Data listing
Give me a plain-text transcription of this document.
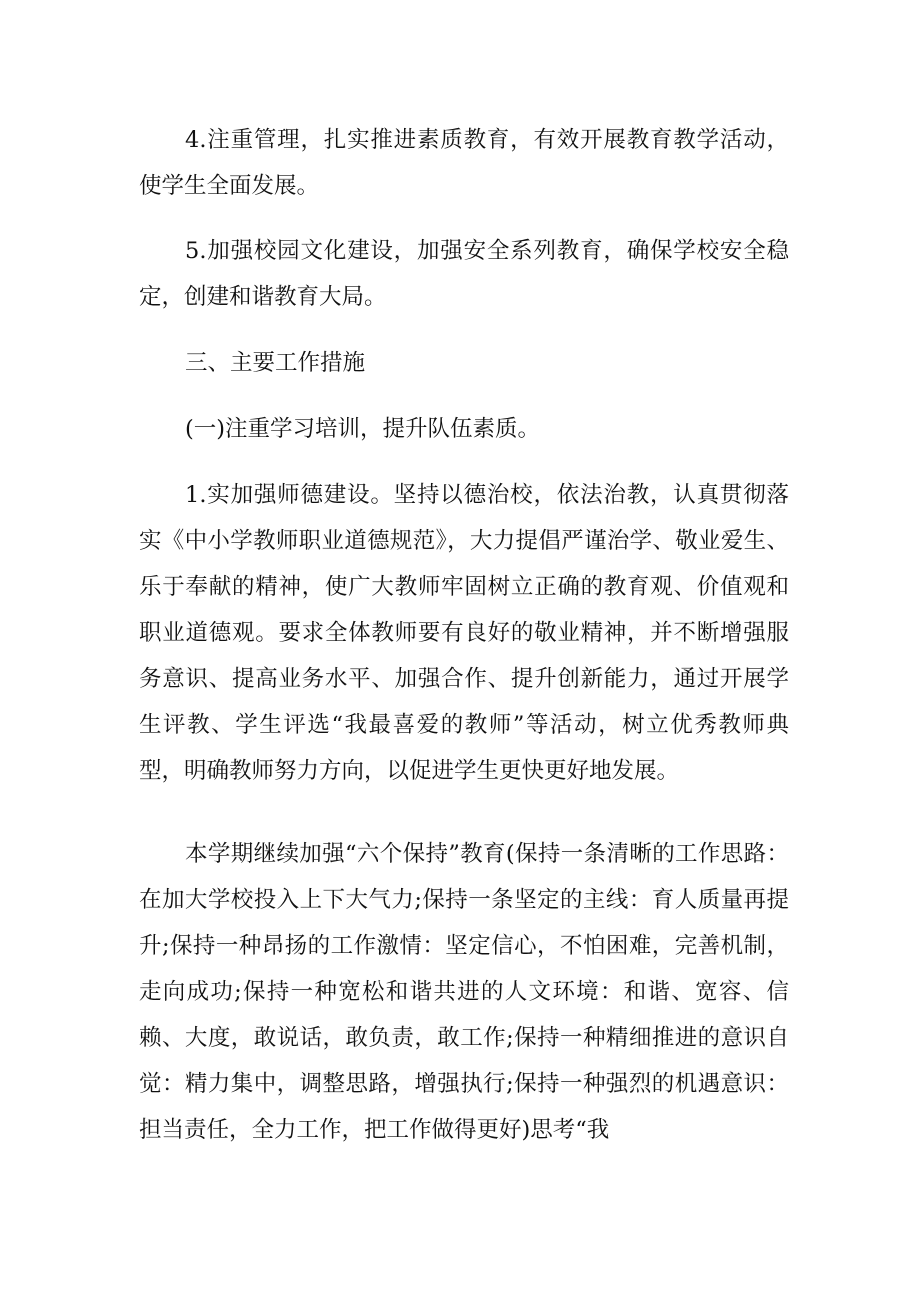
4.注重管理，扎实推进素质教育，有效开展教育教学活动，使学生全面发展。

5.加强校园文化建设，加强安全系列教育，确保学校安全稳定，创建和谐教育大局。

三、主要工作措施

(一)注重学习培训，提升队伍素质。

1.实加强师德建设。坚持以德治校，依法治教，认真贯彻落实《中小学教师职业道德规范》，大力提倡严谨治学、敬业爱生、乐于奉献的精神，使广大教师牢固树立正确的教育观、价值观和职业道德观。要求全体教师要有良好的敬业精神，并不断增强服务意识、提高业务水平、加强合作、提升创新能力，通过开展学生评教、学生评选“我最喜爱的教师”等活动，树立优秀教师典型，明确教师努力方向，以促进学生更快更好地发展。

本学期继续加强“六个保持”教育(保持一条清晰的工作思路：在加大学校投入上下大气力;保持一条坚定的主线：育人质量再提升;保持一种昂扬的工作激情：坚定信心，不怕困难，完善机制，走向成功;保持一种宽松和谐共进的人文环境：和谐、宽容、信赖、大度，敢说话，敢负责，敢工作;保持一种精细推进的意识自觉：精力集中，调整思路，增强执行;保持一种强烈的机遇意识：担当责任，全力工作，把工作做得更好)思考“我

#### WHAT IS NEEDED:
Take the listing above and restate it word for word, without its pictures.

#### COMPLETED EXERCISE:
Give me a plain-text transcription of this document.
4.注重管理，扎实推进素质教育，有效开展教育教学活动，使学生全面发展。

5.加强校园文化建设，加强安全系列教育，确保学校安全稳定，创建和谐教育大局。

三、主要工作措施

(一)注重学习培训，提升队伍素质。

1.实加强师德建设。坚持以德治校，依法治教，认真贯彻落实《中小学教师职业道德规范》，大力提倡严谨治学、敬业爱生、乐于奉献的精神，使广大教师牢固树立正确的教育观、价值观和职业道德观。要求全体教师要有良好的敬业精神，并不断增强服务意识、提高业务水平、加强合作、提升创新能力，通过开展学生评教、学生评选“我最喜爱的教师”等活动，树立优秀教师典型，明确教师努力方向，以促进学生更快更好地发展。

本学期继续加强“六个保持”教育(保持一条清晰的工作思路：在加大学校投入上下大气力;保持一条坚定的主线：育人质量再提升;保持一种昂扬的工作激情：坚定信心，不怕困难，完善机制，走向成功;保持一种宽松和谐共进的人文环境：和谐、宽容、信赖、大度，敢说话，敢负责，敢工作;保持一种精细推进的意识自觉：精力集中，调整思路，增强执行;保持一种强烈的机遇意识：担当责任，全力工作，把工作做得更好)思考“我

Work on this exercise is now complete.